=== Recorded information ===

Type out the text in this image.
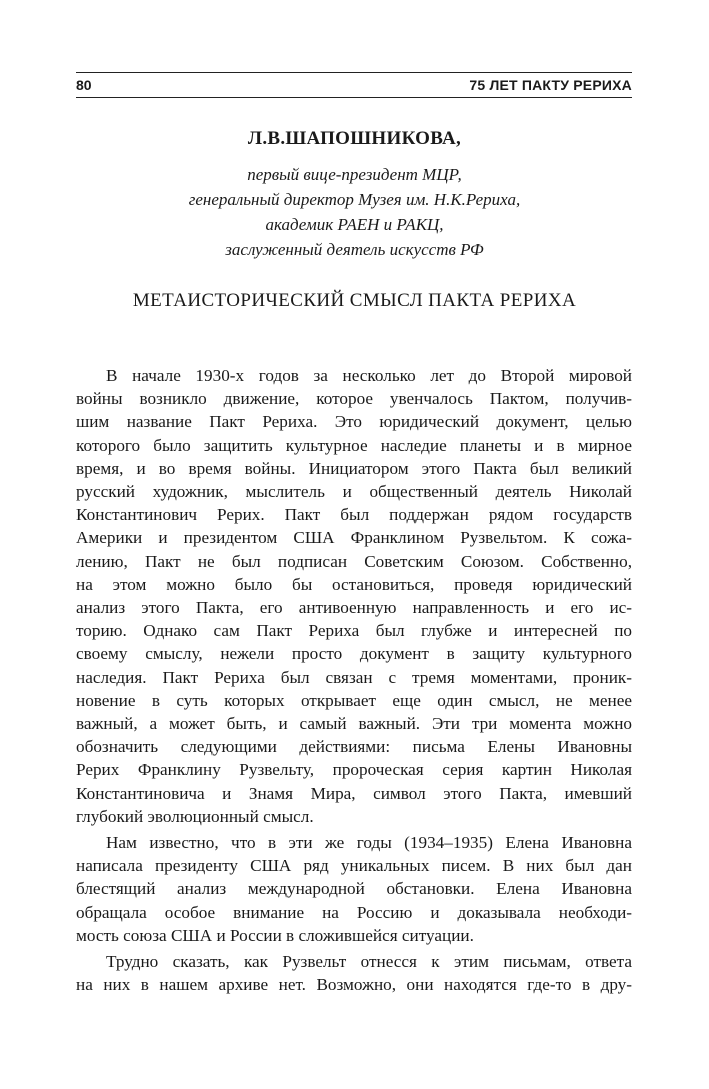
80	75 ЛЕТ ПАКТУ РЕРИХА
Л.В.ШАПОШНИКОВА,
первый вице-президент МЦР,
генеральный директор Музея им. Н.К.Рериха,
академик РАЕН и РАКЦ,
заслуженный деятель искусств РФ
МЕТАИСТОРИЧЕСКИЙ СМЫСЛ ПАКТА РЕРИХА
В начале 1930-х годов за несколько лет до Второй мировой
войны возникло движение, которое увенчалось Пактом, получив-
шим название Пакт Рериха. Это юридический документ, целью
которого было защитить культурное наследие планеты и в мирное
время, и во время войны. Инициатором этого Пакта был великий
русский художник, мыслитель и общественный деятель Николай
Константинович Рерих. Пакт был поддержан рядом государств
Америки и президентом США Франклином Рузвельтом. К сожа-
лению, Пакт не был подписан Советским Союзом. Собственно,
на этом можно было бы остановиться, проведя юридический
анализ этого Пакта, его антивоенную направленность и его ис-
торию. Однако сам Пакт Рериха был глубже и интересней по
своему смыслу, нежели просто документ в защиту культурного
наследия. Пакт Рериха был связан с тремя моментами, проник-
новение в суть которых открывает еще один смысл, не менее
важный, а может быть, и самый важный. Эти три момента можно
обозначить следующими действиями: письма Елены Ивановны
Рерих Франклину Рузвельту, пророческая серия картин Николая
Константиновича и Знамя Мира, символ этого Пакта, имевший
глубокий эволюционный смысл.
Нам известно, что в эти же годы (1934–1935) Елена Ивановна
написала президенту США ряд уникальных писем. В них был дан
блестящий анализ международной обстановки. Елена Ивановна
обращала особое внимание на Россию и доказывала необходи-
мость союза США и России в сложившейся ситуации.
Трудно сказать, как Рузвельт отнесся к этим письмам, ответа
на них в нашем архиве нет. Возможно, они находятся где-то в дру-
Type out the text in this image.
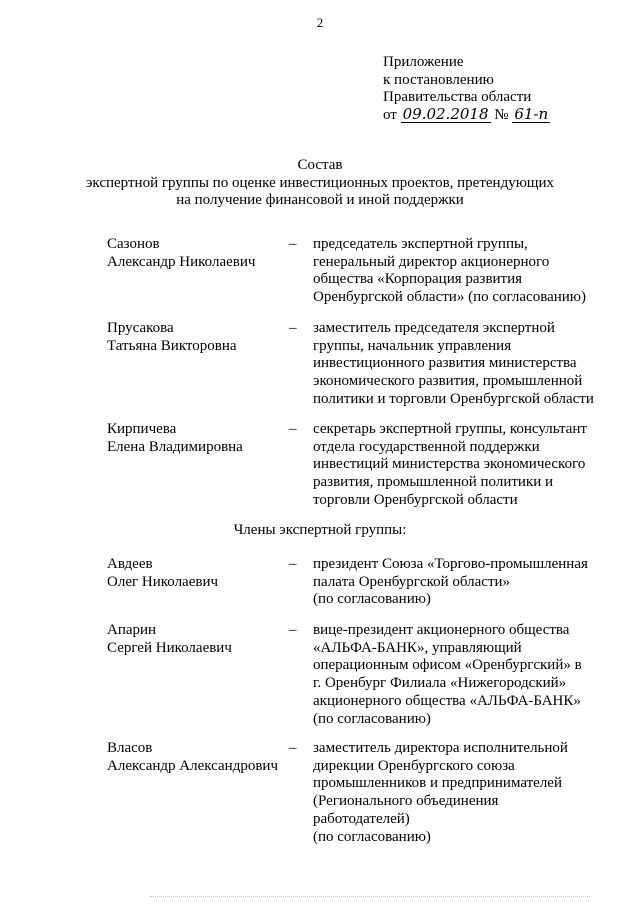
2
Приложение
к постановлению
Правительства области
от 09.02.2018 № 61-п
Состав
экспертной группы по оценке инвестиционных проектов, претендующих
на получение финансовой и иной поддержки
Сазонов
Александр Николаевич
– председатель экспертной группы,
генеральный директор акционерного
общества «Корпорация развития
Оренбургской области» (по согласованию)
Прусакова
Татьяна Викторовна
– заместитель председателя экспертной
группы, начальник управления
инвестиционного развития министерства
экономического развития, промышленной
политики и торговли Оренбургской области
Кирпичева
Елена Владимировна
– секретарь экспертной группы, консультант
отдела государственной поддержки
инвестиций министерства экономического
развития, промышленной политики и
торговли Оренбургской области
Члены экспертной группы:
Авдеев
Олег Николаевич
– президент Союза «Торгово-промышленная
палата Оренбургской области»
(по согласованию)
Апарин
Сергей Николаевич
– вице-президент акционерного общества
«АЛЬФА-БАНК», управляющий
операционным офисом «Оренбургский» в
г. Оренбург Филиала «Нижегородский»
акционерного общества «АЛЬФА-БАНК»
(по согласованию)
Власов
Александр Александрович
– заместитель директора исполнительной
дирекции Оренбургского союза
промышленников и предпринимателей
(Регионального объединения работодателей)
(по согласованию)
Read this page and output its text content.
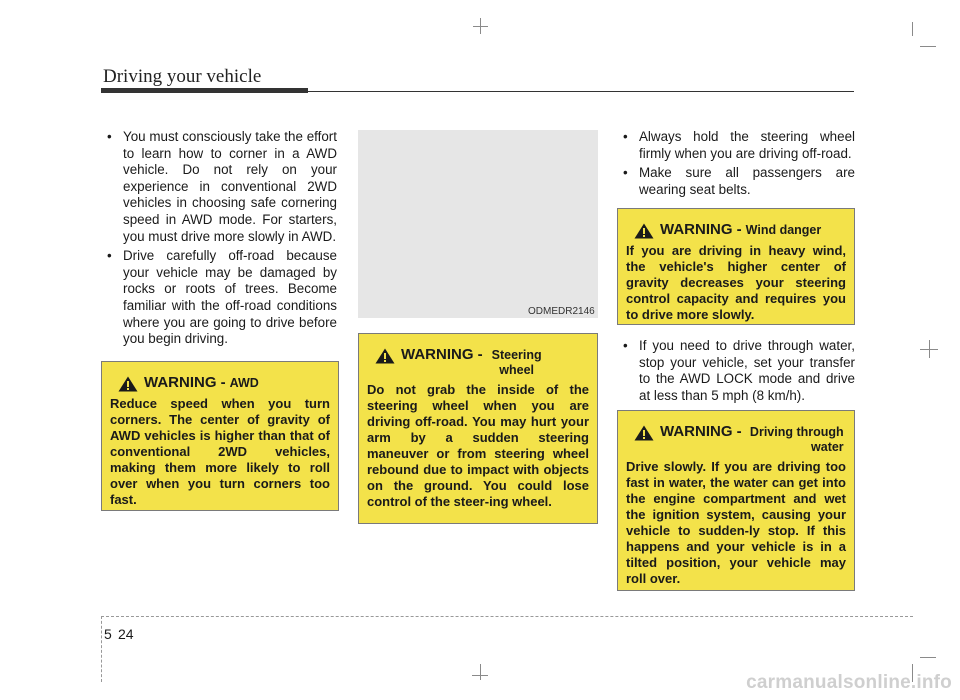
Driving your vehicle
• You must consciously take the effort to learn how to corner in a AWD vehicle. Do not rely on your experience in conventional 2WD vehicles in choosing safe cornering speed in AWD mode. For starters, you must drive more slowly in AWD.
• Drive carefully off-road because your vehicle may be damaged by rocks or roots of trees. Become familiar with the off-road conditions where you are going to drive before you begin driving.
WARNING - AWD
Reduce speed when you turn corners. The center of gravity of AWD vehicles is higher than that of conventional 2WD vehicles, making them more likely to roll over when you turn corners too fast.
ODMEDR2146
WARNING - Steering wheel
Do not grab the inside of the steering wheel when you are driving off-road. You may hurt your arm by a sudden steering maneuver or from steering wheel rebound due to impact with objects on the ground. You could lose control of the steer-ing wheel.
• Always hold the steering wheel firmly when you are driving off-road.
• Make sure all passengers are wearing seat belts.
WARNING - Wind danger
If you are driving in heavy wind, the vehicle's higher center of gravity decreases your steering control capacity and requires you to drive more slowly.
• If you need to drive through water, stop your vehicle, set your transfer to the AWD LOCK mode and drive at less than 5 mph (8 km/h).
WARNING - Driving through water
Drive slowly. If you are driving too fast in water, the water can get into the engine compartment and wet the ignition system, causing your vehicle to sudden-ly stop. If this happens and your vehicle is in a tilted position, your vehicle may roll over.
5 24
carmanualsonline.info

===

== What is expected ==
State only the number of lines in these entries that contain "slowly".

== Output of the task ==
3